**TASK DIRECTIONS**.
Search the records for "ЧАСТИНА" and copy each line that holds it.

=== GIVEN INFORMATION ===

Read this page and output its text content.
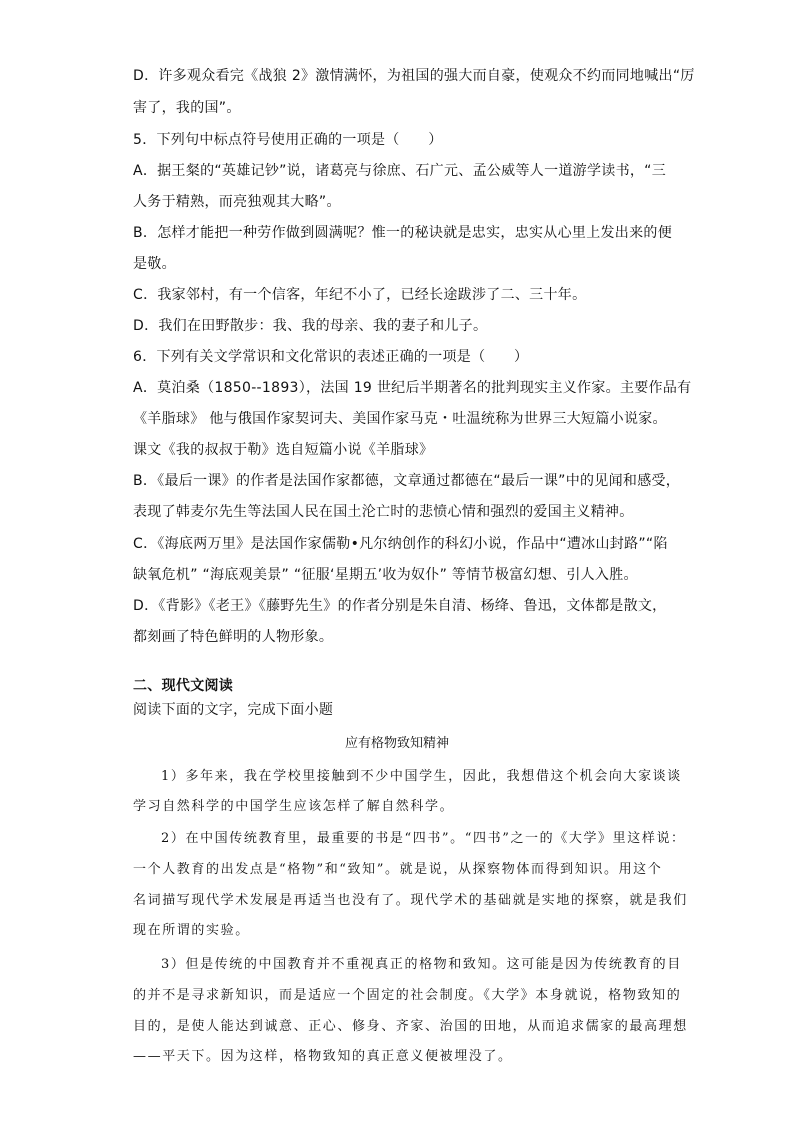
D．许多观众看完《战狼 2》激情满怀，为祖国的强大而自豪，使观众不约而同地喊出“厉
害了，我的国”。
5．下列句中标点符号使用正确的一项是（　　）
A．据王粲的“英雄记钞”说，诸葛亮与徐庶、石广元、孟公威等人一道游学读书，“三
人务于精熟，而亮独观其大略”。
B．怎样才能把一种劳作做到圆满呢？惟一的秘诀就是忠实，忠实从心里上发出来的便
是敬。
C．我家邻村，有一个信客，年纪不小了，已经长途跋涉了二、三十年。
D．我们在田野散步：我、我的母亲、我的妻子和儿子。
6．下列有关文学常识和文化常识的表述正确的一项是（　　）
A．莫泊桑（1850--1893），法国 19 世纪后半期著名的批判现实主义作家。主要作品有
《羊脂球》 他与俄国作家契诃夫、美国作家马克・吐温统称为世界三大短篇小说家。
课文《我的叔叔于勒》选自短篇小说《羊脂球》
B．《最后一课》的作者是法国作家都德，文章通过都德在“最后一课”中的见闻和感受，
表现了韩麦尔先生等法国人民在国土沦亡时的悲愤心情和强烈的爱国主义精神。
C．《海底两万里》是法国作家儒勒•凡尔纳创作的科幻小说，作品中“遭冰山封路”“陷
缺氧危机” “海底观美景” “征服‘星期五’收为奴仆” 等情节极富幻想、引人入胜。
D．《背影》《老王》《藤野先生》的作者分别是朱自清、杨绛、鲁迅，文体都是散文，
都刻画了特色鲜明的人物形象。
二、现代文阅读
阅读下面的文字，完成下面小题
应有格物致知精神
1）多年来，我在学校里接触到不少中国学生，因此，我想借这个机会向大家谈谈
学习自然科学的中国学生应该怎样了解自然科学。
2）在中国传统教育里，最重要的书是“四书”。“四书”之一的《大学》里这样说：
一个人教育的出发点是“格物”和“致知”。就是说，从探察物体而得到知识。用这个
名词描写现代学术发展是再适当也没有了。现代学术的基础就是实地的探察，就是我们
现在所谓的实验。
3）但是传统的中国教育并不重视真正的格物和致知。这可能是因为传统教育的目
的并不是寻求新知识，而是适应一个固定的社会制度。《大学》本身就说，格物致知的
目的，是使人能达到诚意、正心、修身、齐家、治国的田地，从而追求儒家的最高理想
——平天下。因为这样，格物致知的真正意义便被埋没了。
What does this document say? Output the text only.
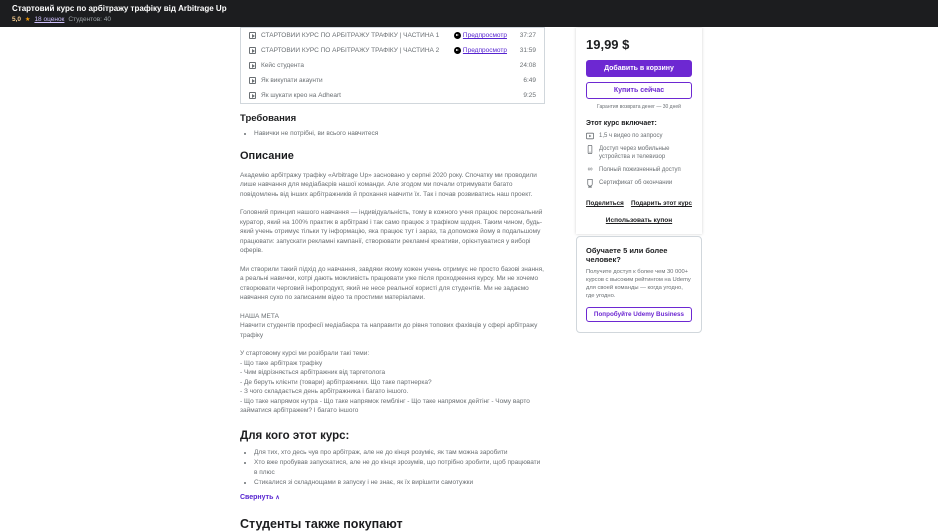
Стартовий курс по арбітражу трафіку від Arbitrage Up
5,0 ★ 18 оценок Студентов: 40
СТАРТОВИЙ КУРС ПО АРБІТРАЖУ ТРАФІКУ | ЧАСТИНА 1	Предпросмотр	37:27
СТАРТОВИЙ КУРС ПО АРБІТРАЖУ ТРАФІКУ | ЧАСТИНА 2	Предпросмотр	31:59
Кейс студента	24:08
Як викупати акаунти	6:49
Як шукати крео на Adheart	9:25
Требования
• Навички не потрібні, ви всього навчитеся
Описание

Академію арбітражу трафіку «Arbitrage Up» засновано у серпні 2020 року. Спочатку ми проводили лише навчання для медіабаєрів нашої команди. Але згодом ми почали отримувати багато повідомлень від інших арбітражників й прохання навчити їх. Так і почав розвиватись наш проект.

Головний принцип нашого навчання — індивідуальність, тому в кожного учня працює персональний куратор, який на 100% практик в арбітражі і так само працює з трафіком щодня. Таким чином, будь-який учень отримує тільки ту інформацію, яка працює тут і зараз, та допоможе йому в подальшому працювати: запускати рекламні кампанії, створювати рекламні креативи, орієнтуватися у виборі оферів.

Ми створили такий підхід до навчання, завдяки якому кожен учень отримує не просто базові знання, а реальні навички, котрі дають можливість працювати уже після проходження курсу. Ми не хочемо створювати черговий інфопродукт, який не несе реальної користі для студентів. Ми не задаємо навчання сухо по записаним відео та простими матеріалами.

НАША МЕТА

Навчити студентів професії медіабаєра та направити до рівня топових фахівців у сфері арбітражу трафіку
У стартовому курсі ми розібрали такі теми:
- Що таке арбітраж трафіку
- Чим відрізняється арбітражник від таргетолога
- Де беруть клієнти (товари) арбітражники. Що таке партнерка?
- З чого складається день арбітражника і багато іншого.
- Що таке напрямок нутра - Що таке напрямок гемблінг - Що таке напрямок дейтінг - Чому варто займатися арбітражем? І багато іншого
Для кого этот курс:
• Для тих, хто десь чув про арбітраж, але не до кінця розуміє, як там можна заробити
• Хто вже пробував запускатися, але не до кінця зрозумів, що потрібно зробити, щоб працювати в плюс
• Стикалися зі складнощами в запуску і не знає, як їх вирішити самотужки
Свернуть ∧
Студенты также покупают
19,99 $
Добавить в корзину Купить сейчас
Гарантия возврата денег — 30 дней
Этот курс включает:
1,5 ч видео по запросу
Доступ через мобильные устройства и телевизор
∞ Полный пожизненный доступ
Сертификат об окончании
Поделиться Подарить этот курс
Использовать купон
Обучаете 5 или более человек?
Получите доступ к более чем 30 000+ курсов с высоким рейтингом на Udemy для своей команды — когда угодно, где угодно.
Попробуйте Udemy Business
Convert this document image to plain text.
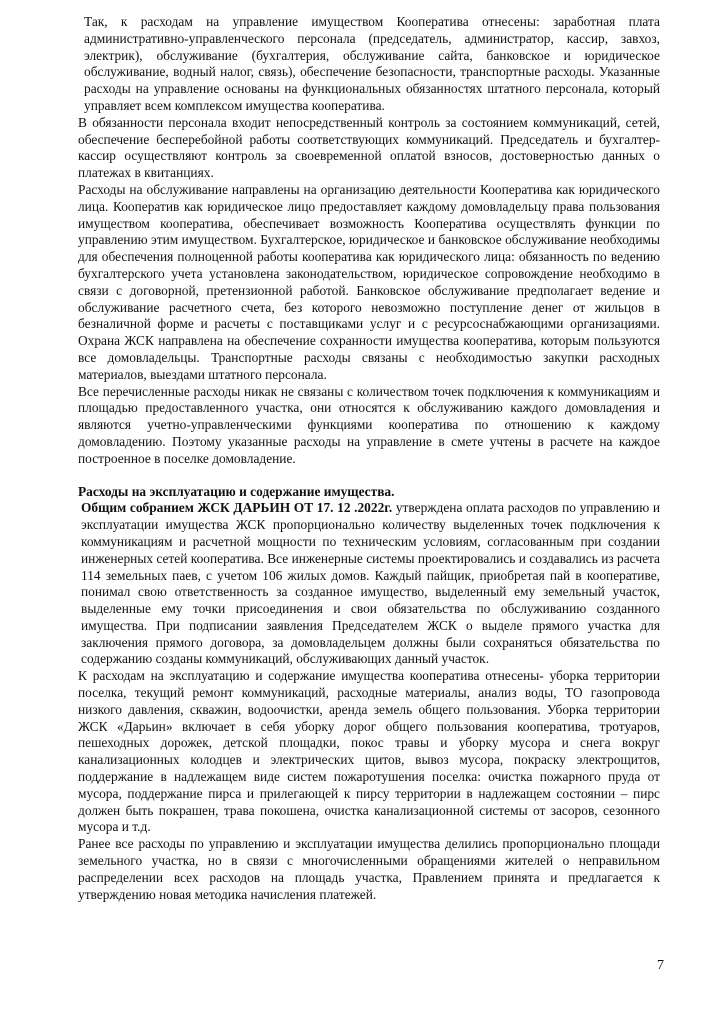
Так, к расходам на управление имуществом Кооператива отнесены: заработная плата административно-управленческого персонала (председатель, администратор, кассир, завхоз, электрик), обслуживание (бухгалтерия, обслуживание сайта, банковское и юридическое обслуживание, водный налог, связь), обеспечение безопасности, транспортные расходы. Указанные расходы на управление основаны на функциональных обязанностях штатного персонала, который управляет всем комплексом имущества кооператива.

В обязанности персонала входит непосредственный контроль за состоянием коммуникаций, сетей, обеспечение бесперебойной работы соответствующих коммуникаций. Председатель и бухгалтер-кассир осуществляют контроль за своевременной оплатой взносов, достоверностью данных о платежах в квитанциях.

Расходы на обслуживание направлены на организацию деятельности Кооператива как юридического лица. Кооператив как юридическое лицо предоставляет каждому домовладельцу права пользования имуществом кооператива, обеспечивает возможность Кооператива осуществлять функции по управлению этим имуществом. Бухгалтерское, юридическое и банковское обслуживание необходимы для обеспечения полноценной работы кооператива как юридического лица: обязанность по ведению бухгалтерского учета установлена законодательством, юридическое сопровождение необходимо в связи с договорной, претензионной работой. Банковское обслуживание предполагает ведение и обслуживание расчетного счета, без которого невозможно поступление денег от жильцов в безналичной форме и расчеты с поставщиками услуг и с ресурсоснабжающими организациями. Охрана ЖСК направлена на обеспечение сохранности имущества кооператива, которым пользуются все домовладельцы. Транспортные расходы связаны с необходимостью закупки расходных материалов, выездами штатного персонала.

Все перечисленные расходы никак не связаны с количеством точек подключения к коммуникациям и площадью предоставленного участка, они относятся к обслуживанию каждого домовладения и являются учетно-управленческими функциями кооператива по отношению к каждому домовладению. Поэтому указанные расходы на управление в смете учтены в расчете на каждое построенное в поселке домовладение.

Расходы на эксплуатацию и содержание имущества.

Общим собранием ЖСК ДАРЬИН ОТ 17. 12 .2022г. утверждена оплата расходов по управлению и эксплуатации имущества ЖСК пропорционально количеству выделенных точек подключения к коммуникациям и расчетной мощности по техническим условиям, согласованным при создании инженерных сетей кооператива. Все инженерные системы проектировались и создавались из расчета 114 земельных паев, с учетом 106 жилых домов. Каждый пайщик, приобретая пай в кооперативе, понимал свою ответственность за созданное имущество, выделенный ему земельный участок, выделенные ему точки присоединения и свои обязательства по обслуживанию созданного имущества. При подписании заявления Председателем ЖСК о выделе прямого участка для заключения прямого договора, за домовладельцем должны были сохраняться обязательства по содержанию созданы коммуникаций, обслуживающих данный участок.

К расходам на эксплуатацию и содержание имущества кооператива отнесены- уборка территории поселка, текущий ремонт коммуникаций, расходные материалы, анализ воды, ТО газопровода низкого давления, скважин, водоочистки, аренда земель общего пользования. Уборка территории ЖСК «Дарьин» включает в себя уборку дорог общего пользования кооператива, тротуаров, пешеходных дорожек, детской площадки, покос травы и уборку мусора и снега вокруг канализационных колодцев и электрических щитов, вывоз мусора, покраску электрощитов, поддержание в надлежащем виде систем пожаротушения поселка: очистка пожарного пруда от мусора, поддержание пирса и прилегающей к пирсу территории в надлежащем состоянии – пирс должен быть покрашен, трава покошена, очистка канализационной системы от засоров, сезонного мусора и т.д.

Ранее все расходы по управлению и эксплуатации имущества делились пропорционально площади земельного участка, но в связи с многочисленными обращениями жителей о неправильном распределении всех расходов на площадь участка, Правлением принята и предлагается к утверждению новая методика начисления платежей.

7
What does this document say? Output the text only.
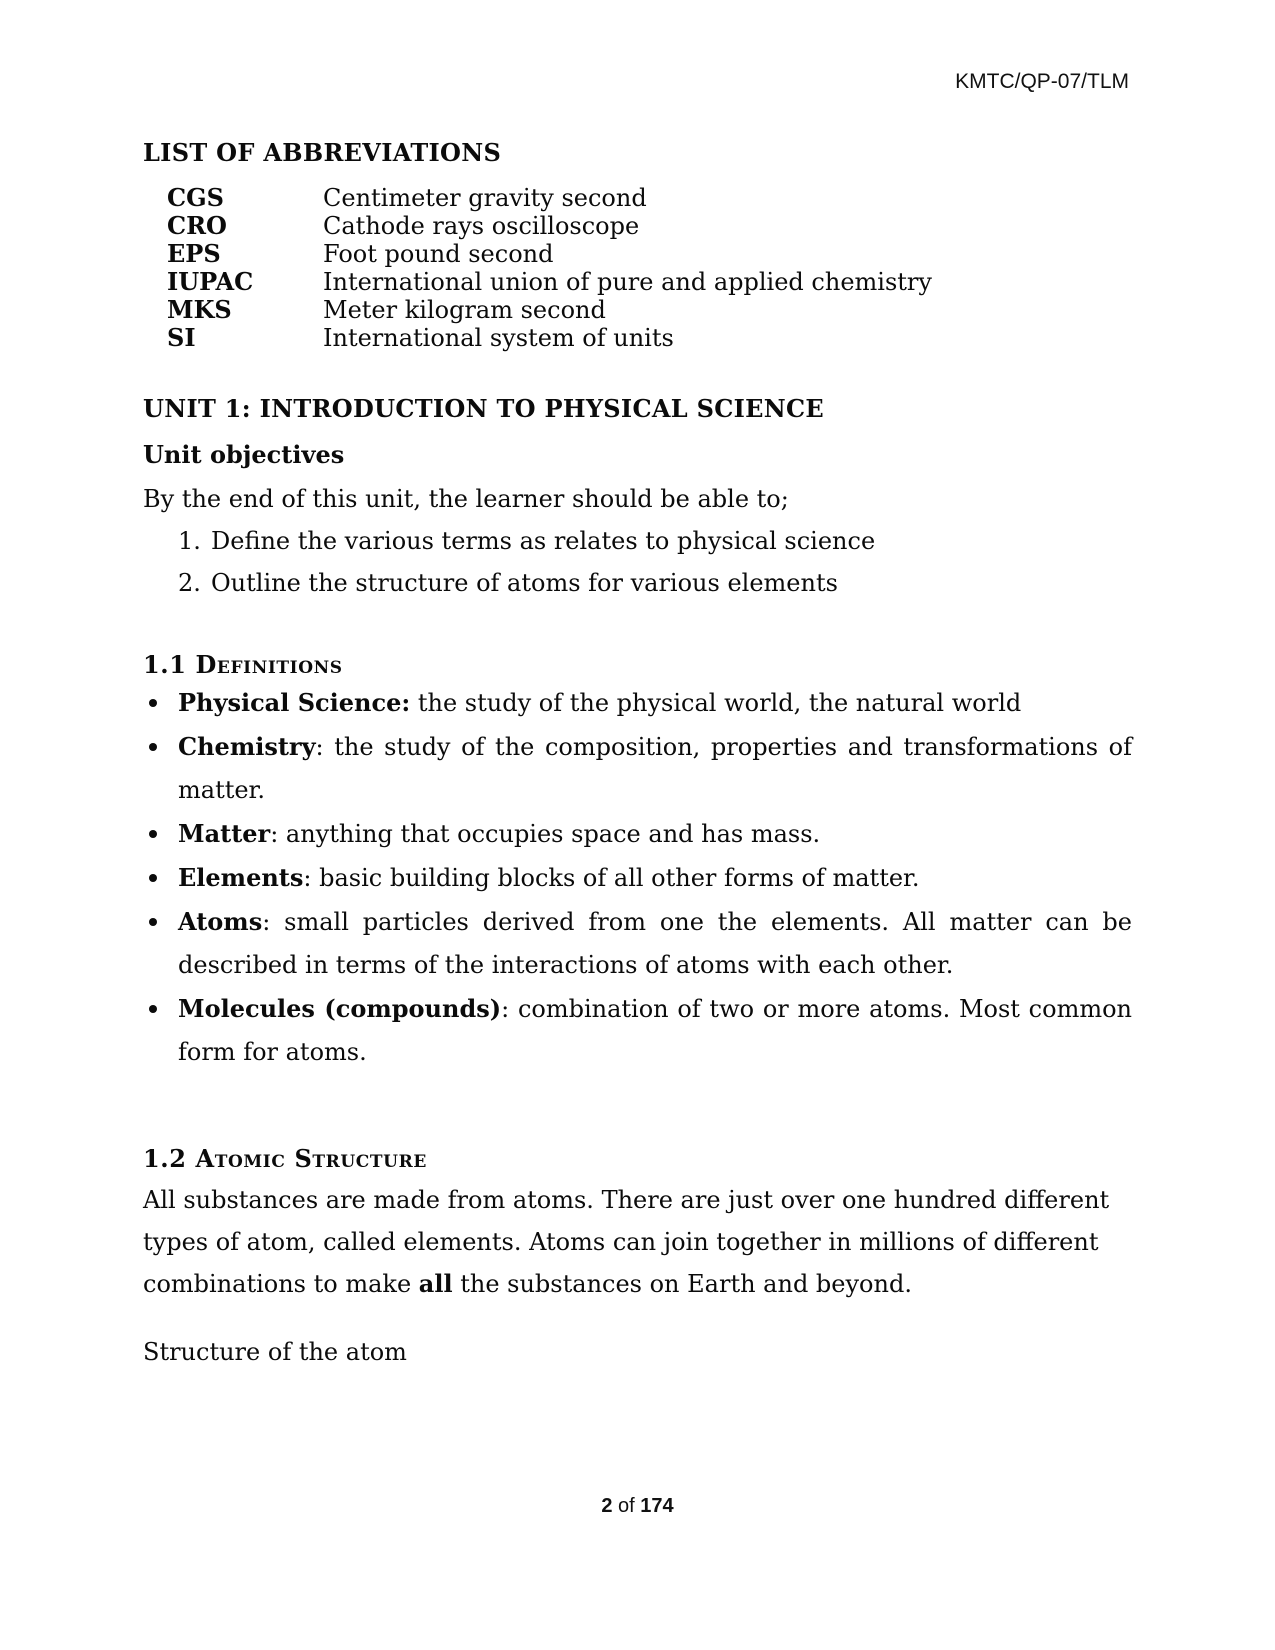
KMTC/QP-07/TLM
LIST OF ABBREVIATIONS
CGS	Centimeter gravity second
CRO	Cathode rays oscilloscope
EPS	Foot pound second
IUPAC	International union of pure and applied chemistry
MKS	Meter kilogram second
SI	International system of units
UNIT 1: INTRODUCTION TO PHYSICAL SCIENCE
Unit objectives
By the end of this unit, the learner should be able to;
1. Define the various terms as relates to physical science
2. Outline the structure of atoms for various elements
1.1 Definitions
Physical Science: the study of the physical world, the natural world
Chemistry: the study of the composition, properties and transformations of matter.
Matter: anything that occupies space and has mass.
Elements: basic building blocks of all other forms of matter.
Atoms: small particles derived from one the elements. All matter can be described in terms of the interactions of atoms with each other.
Molecules (compounds): combination of two or more atoms. Most common form for atoms.
1.2 Atomic Structure
All substances are made from atoms. There are just over one hundred different types of atom, called elements. Atoms can join together in millions of different combinations to make all the substances on Earth and beyond.
Structure of the atom
2 of 174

===

**RESPONSE BELOW**.
СТАРТОВИЙ КУРС ПО АРБІТРАЖУ ТРАФІКУ | ЧАСТИНА 1	Предпросмотр	37:27
СТАРТОВИЙ КУРС ПО АРБІТРАЖУ ТРАФІКУ | ЧАСТИНА 2	Предпросмотр	31:59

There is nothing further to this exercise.